Reproduce all of the records exactly.

[Recorded data]
****************************************
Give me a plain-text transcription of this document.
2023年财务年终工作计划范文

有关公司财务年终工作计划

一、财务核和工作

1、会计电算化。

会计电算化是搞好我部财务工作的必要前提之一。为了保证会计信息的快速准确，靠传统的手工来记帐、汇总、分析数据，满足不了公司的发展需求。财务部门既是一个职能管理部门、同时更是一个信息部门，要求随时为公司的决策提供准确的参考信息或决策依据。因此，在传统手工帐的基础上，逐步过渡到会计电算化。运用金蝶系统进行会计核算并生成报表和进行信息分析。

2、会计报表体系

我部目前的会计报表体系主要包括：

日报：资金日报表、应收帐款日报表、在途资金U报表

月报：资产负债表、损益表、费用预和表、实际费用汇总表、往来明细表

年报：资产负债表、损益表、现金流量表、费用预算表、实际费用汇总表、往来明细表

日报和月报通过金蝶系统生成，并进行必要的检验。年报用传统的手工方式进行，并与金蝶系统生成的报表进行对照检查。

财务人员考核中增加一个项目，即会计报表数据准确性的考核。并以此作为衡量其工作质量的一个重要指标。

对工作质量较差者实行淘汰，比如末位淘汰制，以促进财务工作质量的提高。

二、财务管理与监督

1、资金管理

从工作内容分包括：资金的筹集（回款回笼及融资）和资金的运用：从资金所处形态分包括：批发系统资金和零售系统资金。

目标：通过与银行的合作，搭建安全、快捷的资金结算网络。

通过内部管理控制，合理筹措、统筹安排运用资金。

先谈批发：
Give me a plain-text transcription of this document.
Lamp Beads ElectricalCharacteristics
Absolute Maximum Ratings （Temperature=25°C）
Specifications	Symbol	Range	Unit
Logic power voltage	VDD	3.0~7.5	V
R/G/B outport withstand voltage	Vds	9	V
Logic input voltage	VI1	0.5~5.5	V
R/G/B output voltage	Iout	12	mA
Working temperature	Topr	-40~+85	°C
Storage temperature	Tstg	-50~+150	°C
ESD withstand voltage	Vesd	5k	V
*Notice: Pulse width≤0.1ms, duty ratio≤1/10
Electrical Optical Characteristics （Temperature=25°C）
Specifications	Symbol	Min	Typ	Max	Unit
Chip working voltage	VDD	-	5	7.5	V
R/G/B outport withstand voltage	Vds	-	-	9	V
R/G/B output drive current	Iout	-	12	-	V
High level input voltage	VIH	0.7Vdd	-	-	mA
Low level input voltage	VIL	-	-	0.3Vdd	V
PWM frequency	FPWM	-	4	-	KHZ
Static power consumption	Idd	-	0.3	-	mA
****************************************
COMPLETED EXERCISE:
Give me a plain-text transcription of this document.
2023年财务年终工作计划范文

有关公司财务年终工作计划

一、财务核和工作

1、会计电算化。

会计电算化是搞好我部财务工作的必要前提之一。为了保证会计信息的快速准确，靠传统的手工来记帐、汇总、分析数据，满足不了公司的发展需求。财务部门既是一个职能管理部门、同时更是一个信息部门，要求随时为公司的决策提供准确的参考信息或决策依据。因此，在传统手工帐的基础上，逐步过渡到会计电算化。运用金蝶系统进行会计核算并生成报表和进行信息分析。

2、会计报表体系

我部目前的会计报表体系主要包括：

日报：资金日报表、应收帐款日报表、在途资金U报表

月报：资产负债表、损益表、费用预和表、实际费用汇总表、往来明细表

年报：资产负债表、损益表、现金流量表、费用预算表、实际费用汇总表、往来明细表

日报和月报通过金蝶系统生成，并进行必要的检验。年报用传统的手工方式进行，并与金蝶系统生成的报表进行对照检查。

财务人员考核中增加一个项目，即会计报表数据准确性的考核。并以此作为衡量其工作质量的一个重要指标。

对工作质量较差者实行淘汰，比如末位淘汰制，以促进财务工作质量的提高。

二、财务管理与监督

1、资金管理

从工作内容分包括：资金的筹集（回款回笼及融资）和资金的运用：从资金所处形态分包括：批发系统资金和零售系统资金。

目标：通过与银行的合作，搭建安全、快捷的资金结算网络。

通过内部管理控制，合理筹措、统筹安排运用资金。

先谈批发：
Give me a plain-text transcription of this document.
Lamp Beads ElectricalCharacteristics
Absolute Maximum Ratings （Temperature=25°C）
Specifications	Symbol	Range	Unit
Logic power voltage	VDD	3.0~7.5	V
R/G/B outport withstand voltage	Vds	9	V
Logic input voltage	VI1	0.5~5.5	V
R/G/B output voltage	Iout	12	mA
Working temperature	Topr	-40~+85	°C
Storage temperature	Tstg	-50~+150	°C
ESD withstand voltage	Vesd	5k	V
*Notice: Pulse width≤0.1ms, duty ratio≤1/10
Electrical Optical Characteristics （Temperature=25°C）
Specifications	Symbol	Min	Typ	Max	Unit
Chip working voltage	VDD	-	5	7.5	V
R/G/B outport withstand voltage	Vds	-	-	9	V
R/G/B output drive current	Iout	-	12	-	V
High level input voltage	VIH	0.7Vdd	-	-	mA
Low level input voltage	VIL	-	-	0.3Vdd	V
PWM frequency	FPWM	-	4	-	KHZ
Static power consumption	Idd	-	0.3	-	mA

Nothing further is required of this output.